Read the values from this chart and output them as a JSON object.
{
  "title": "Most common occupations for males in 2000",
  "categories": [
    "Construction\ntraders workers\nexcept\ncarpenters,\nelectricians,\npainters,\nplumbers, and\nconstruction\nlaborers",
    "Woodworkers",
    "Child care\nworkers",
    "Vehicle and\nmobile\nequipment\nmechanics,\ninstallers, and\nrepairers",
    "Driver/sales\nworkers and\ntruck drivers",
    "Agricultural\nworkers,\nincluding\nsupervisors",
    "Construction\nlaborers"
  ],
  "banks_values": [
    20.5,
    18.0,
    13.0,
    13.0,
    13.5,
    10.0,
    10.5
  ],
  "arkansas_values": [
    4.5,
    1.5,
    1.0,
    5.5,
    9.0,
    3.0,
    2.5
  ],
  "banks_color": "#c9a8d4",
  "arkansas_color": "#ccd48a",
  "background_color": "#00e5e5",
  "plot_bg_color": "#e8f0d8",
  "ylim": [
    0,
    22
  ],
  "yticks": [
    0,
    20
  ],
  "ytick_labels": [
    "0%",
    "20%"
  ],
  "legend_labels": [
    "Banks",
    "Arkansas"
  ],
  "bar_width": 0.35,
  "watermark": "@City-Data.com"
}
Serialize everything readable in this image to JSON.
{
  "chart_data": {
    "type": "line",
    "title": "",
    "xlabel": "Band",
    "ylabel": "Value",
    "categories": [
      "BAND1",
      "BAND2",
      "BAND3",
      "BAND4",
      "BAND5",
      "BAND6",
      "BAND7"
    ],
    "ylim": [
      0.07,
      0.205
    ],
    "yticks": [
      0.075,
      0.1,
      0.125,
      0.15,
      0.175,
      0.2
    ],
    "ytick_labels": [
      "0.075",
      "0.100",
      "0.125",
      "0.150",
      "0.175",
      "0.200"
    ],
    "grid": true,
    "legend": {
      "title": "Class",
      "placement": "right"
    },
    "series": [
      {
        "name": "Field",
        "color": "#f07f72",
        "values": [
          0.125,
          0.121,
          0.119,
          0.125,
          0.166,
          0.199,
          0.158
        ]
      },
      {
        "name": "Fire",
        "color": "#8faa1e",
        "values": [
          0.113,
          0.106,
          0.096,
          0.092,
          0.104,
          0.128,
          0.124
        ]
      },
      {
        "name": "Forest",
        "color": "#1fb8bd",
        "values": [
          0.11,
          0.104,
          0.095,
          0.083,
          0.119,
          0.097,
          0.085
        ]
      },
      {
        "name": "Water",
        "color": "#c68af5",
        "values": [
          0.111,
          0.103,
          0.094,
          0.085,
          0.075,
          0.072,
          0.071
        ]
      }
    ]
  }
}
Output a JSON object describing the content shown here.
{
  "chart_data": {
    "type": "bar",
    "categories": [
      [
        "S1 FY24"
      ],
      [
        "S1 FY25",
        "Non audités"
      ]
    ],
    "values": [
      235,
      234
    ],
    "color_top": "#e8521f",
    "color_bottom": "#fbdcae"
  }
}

**GIVEN TASK:** Your task is to output all of the data above word for word.

**RESULT:**
Read the values from this chart and output them as a JSON object.
{
  "title": "Most common occupations for males in 2000",
  "categories": [
    "Construction\ntraders workers\nexcept\ncarpenters,\nelectricians,\npainters,\nplumbers, and\nconstruction\nlaborers",
    "Woodworkers",
    "Child care\nworkers",
    "Vehicle and\nmobile\nequipment\nmechanics,\ninstallers, and\nrepairers",
    "Driver/sales\nworkers and\ntruck drivers",
    "Agricultural\nworkers,\nincluding\nsupervisors",
    "Construction\nlaborers"
  ],
  "banks_values": [
    20.5,
    18.0,
    13.0,
    13.0,
    13.5,
    10.0,
    10.5
  ],
  "arkansas_values": [
    4.5,
    1.5,
    1.0,
    5.5,
    9.0,
    3.0,
    2.5
  ],
  "banks_color": "#c9a8d4",
  "arkansas_color": "#ccd48a",
  "background_color": "#00e5e5",
  "plot_bg_color": "#e8f0d8",
  "ylim": [
    0,
    22
  ],
  "yticks": [
    0,
    20
  ],
  "ytick_labels": [
    "0%",
    "20%"
  ],
  "legend_labels": [
    "Banks",
    "Arkansas"
  ],
  "bar_width": 0.35,
  "watermark": "@City-Data.com"
}
Serialize everything readable in this image to JSON.
{
  "chart_data": {
    "type": "line",
    "title": "",
    "xlabel": "Band",
    "ylabel": "Value",
    "categories": [
      "BAND1",
      "BAND2",
      "BAND3",
      "BAND4",
      "BAND5",
      "BAND6",
      "BAND7"
    ],
    "ylim": [
      0.07,
      0.205
    ],
    "yticks": [
      0.075,
      0.1,
      0.125,
      0.15,
      0.175,
      0.2
    ],
    "ytick_labels": [
      "0.075",
      "0.100",
      "0.125",
      "0.150",
      "0.175",
      "0.200"
    ],
    "grid": true,
    "legend": {
      "title": "Class",
      "placement": "right"
    },
    "series": [
      {
        "name": "Field",
        "color": "#f07f72",
        "values": [
          0.125,
          0.121,
          0.119,
          0.125,
          0.166,
          0.199,
          0.158
        ]
      },
      {
        "name": "Fire",
        "color": "#8faa1e",
        "values": [
          0.113,
          0.106,
          0.096,
          0.092,
          0.104,
          0.128,
          0.124
        ]
      },
      {
        "name": "Forest",
        "color": "#1fb8bd",
        "values": [
          0.11,
          0.104,
          0.095,
          0.083,
          0.119,
          0.097,
          0.085
        ]
      },
      {
        "name": "Water",
        "color": "#c68af5",
        "values": [
          0.111,
          0.103,
          0.094,
          0.085,
          0.075,
          0.072,
          0.071
        ]
      }
    ]
  }
}
Output a JSON object describing the content shown here.
{
  "chart_data": {
    "type": "bar",
    "categories": [
      [
        "S1 FY24"
      ],
      [
        "S1 FY25",
        "Non audités"
      ]
    ],
    "values": [
      235,
      234
    ],
    "color_top": "#e8521f",
    "color_bottom": "#fbdcae"
  }
}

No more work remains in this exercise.